:: JOB ::
Extract each line of the records below that contains the word "leaf".

:: THE INPUT ::
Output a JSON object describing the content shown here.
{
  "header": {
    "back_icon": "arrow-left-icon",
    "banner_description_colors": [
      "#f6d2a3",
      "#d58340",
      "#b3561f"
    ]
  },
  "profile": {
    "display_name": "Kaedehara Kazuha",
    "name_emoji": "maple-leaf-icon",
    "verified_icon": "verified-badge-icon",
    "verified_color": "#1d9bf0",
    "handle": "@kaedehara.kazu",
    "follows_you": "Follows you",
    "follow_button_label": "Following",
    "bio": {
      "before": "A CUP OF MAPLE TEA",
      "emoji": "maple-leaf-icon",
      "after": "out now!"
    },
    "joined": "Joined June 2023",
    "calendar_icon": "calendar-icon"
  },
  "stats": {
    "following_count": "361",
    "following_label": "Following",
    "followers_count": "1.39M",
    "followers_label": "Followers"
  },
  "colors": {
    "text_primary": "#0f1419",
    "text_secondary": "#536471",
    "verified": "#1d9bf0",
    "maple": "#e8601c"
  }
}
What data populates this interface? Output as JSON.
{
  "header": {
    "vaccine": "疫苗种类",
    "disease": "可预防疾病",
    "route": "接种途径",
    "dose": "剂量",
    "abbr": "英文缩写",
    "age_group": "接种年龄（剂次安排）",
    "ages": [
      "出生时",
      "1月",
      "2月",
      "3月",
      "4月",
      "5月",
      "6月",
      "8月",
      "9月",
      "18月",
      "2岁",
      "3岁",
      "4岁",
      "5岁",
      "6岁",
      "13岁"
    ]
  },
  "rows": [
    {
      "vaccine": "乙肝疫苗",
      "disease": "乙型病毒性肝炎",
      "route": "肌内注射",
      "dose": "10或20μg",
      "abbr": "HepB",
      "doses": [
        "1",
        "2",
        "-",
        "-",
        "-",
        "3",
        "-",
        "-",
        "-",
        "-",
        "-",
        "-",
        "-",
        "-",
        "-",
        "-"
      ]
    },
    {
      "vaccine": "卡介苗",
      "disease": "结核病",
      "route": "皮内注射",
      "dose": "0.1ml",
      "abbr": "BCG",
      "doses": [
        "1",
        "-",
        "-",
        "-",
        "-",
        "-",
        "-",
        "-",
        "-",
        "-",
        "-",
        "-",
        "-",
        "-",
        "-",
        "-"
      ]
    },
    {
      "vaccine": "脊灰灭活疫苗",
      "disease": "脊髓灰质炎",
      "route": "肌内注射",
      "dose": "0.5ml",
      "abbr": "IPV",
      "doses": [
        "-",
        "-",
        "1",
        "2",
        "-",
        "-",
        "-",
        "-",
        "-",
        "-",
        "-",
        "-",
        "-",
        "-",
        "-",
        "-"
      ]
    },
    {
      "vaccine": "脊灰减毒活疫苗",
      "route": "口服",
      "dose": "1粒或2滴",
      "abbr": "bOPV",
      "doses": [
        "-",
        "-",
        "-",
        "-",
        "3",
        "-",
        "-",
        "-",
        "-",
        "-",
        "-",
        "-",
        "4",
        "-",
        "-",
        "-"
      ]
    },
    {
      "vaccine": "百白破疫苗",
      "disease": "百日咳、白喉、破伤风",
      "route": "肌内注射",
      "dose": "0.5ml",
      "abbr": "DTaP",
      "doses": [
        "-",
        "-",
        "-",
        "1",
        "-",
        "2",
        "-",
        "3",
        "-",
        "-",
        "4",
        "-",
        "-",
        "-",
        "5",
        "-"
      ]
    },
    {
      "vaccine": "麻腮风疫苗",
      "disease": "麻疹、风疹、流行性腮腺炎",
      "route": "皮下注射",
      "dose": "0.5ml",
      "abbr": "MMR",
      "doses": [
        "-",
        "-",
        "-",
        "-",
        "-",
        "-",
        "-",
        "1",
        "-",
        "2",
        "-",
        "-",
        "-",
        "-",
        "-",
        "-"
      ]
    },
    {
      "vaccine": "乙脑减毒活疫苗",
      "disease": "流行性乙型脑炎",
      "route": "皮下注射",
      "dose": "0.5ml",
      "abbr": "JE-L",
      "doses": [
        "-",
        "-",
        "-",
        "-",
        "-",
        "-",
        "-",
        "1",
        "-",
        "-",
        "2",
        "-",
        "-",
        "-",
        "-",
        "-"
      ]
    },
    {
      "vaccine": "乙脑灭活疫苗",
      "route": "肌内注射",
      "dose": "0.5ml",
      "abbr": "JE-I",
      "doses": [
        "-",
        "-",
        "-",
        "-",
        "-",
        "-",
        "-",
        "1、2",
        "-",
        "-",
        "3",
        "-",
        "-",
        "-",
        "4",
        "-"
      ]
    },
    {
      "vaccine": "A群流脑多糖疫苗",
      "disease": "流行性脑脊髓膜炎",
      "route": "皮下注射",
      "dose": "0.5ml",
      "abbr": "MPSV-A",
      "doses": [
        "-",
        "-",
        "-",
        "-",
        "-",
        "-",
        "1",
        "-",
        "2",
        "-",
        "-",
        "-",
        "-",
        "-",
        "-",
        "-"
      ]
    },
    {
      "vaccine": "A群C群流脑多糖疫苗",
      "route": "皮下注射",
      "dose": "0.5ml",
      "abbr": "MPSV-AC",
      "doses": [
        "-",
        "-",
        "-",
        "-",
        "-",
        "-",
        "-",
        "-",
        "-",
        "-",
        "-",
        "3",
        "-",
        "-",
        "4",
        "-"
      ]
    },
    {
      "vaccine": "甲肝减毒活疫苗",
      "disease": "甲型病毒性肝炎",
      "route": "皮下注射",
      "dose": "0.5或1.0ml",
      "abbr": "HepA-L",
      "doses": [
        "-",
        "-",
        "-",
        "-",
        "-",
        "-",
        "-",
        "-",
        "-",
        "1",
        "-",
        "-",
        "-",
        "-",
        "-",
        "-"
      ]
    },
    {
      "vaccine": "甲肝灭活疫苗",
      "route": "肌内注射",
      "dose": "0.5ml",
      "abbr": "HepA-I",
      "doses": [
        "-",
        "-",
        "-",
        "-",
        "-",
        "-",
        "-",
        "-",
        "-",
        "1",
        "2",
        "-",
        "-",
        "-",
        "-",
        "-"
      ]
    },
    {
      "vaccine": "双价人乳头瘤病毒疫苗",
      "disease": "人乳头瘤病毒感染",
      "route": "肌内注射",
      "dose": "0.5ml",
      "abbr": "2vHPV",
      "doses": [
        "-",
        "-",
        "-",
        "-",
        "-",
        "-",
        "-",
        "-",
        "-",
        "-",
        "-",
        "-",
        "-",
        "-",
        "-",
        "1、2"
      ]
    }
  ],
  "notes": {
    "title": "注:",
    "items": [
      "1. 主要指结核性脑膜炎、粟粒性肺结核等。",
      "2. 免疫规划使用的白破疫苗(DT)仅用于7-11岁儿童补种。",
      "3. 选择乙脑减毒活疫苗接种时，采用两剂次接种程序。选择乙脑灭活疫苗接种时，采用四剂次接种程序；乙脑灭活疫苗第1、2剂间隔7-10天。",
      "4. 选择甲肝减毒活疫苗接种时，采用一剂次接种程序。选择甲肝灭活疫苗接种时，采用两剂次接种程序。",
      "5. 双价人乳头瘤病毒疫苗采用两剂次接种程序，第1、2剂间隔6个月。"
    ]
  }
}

:: RESULT FOR THIS EXERCISE ::
    "name_emoji": "maple-leaf-icon",
      "emoji": "maple-leaf-icon",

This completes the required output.